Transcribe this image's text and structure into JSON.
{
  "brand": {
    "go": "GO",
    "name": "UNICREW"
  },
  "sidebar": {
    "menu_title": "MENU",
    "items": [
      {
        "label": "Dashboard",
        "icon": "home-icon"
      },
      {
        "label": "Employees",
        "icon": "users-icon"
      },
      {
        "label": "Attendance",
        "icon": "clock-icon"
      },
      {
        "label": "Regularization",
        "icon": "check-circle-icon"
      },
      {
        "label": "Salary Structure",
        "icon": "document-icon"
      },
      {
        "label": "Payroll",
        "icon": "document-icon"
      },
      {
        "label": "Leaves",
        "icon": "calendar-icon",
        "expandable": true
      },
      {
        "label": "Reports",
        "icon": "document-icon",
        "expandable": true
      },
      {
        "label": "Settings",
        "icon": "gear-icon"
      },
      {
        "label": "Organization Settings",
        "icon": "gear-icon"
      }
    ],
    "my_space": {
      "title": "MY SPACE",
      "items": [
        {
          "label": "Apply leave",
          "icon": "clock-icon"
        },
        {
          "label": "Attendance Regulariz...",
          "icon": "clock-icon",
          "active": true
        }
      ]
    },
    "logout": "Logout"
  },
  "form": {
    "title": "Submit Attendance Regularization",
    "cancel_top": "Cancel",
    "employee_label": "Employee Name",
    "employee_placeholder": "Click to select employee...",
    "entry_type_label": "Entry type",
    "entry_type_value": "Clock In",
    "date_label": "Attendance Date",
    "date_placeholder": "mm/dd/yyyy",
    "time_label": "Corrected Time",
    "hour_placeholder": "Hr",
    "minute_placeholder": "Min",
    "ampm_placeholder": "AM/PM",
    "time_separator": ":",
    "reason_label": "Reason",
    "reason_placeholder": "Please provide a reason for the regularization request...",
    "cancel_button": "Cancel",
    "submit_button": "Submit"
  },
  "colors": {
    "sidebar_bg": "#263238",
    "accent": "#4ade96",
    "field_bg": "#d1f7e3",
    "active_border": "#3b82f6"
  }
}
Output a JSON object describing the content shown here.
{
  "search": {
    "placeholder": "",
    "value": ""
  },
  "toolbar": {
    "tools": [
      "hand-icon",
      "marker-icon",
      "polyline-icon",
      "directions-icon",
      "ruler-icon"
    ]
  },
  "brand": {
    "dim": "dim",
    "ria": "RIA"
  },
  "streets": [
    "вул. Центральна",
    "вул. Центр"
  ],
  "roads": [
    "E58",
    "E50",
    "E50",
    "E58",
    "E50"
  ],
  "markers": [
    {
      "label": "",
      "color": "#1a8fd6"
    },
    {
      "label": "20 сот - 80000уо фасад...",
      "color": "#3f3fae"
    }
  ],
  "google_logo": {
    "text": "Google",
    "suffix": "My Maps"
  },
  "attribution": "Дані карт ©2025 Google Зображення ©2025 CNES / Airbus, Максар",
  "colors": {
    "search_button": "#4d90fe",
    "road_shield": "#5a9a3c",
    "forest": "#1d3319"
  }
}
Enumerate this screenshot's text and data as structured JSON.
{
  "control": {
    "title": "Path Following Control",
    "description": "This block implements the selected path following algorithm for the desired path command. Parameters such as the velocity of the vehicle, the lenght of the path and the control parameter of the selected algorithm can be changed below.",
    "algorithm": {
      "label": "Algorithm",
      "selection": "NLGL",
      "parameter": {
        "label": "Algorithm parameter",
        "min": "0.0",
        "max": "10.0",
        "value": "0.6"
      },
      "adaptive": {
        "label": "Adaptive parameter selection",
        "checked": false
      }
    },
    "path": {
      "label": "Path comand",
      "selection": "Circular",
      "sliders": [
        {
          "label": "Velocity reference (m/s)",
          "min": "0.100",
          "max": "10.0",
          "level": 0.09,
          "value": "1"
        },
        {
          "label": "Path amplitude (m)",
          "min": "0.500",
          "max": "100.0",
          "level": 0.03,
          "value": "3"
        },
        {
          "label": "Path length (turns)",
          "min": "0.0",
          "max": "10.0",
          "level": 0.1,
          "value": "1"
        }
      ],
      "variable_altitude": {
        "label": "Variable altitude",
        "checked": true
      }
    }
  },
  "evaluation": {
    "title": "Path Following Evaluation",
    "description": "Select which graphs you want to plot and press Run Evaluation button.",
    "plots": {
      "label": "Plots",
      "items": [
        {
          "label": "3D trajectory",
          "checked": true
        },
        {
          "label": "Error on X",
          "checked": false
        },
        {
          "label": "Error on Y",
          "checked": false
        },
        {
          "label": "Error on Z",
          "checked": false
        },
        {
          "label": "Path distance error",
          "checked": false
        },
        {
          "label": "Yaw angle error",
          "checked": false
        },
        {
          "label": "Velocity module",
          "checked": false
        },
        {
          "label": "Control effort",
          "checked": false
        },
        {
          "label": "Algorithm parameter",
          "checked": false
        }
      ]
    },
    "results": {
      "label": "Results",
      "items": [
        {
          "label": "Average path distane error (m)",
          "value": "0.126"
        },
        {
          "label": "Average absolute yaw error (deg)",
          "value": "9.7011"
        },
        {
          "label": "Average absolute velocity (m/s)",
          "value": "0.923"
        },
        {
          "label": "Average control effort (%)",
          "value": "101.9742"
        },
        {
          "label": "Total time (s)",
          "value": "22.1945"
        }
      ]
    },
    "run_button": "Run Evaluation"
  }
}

======

Work instructions >> Identify every line above that includes the word "Average", and show those lines.

Finished answer >>
          "label": "Average path distane error (m)",
          "label": "Average absolute yaw error (deg)",
          "label": "Average absolute velocity (m/s)",
          "label": "Average control effort (%)",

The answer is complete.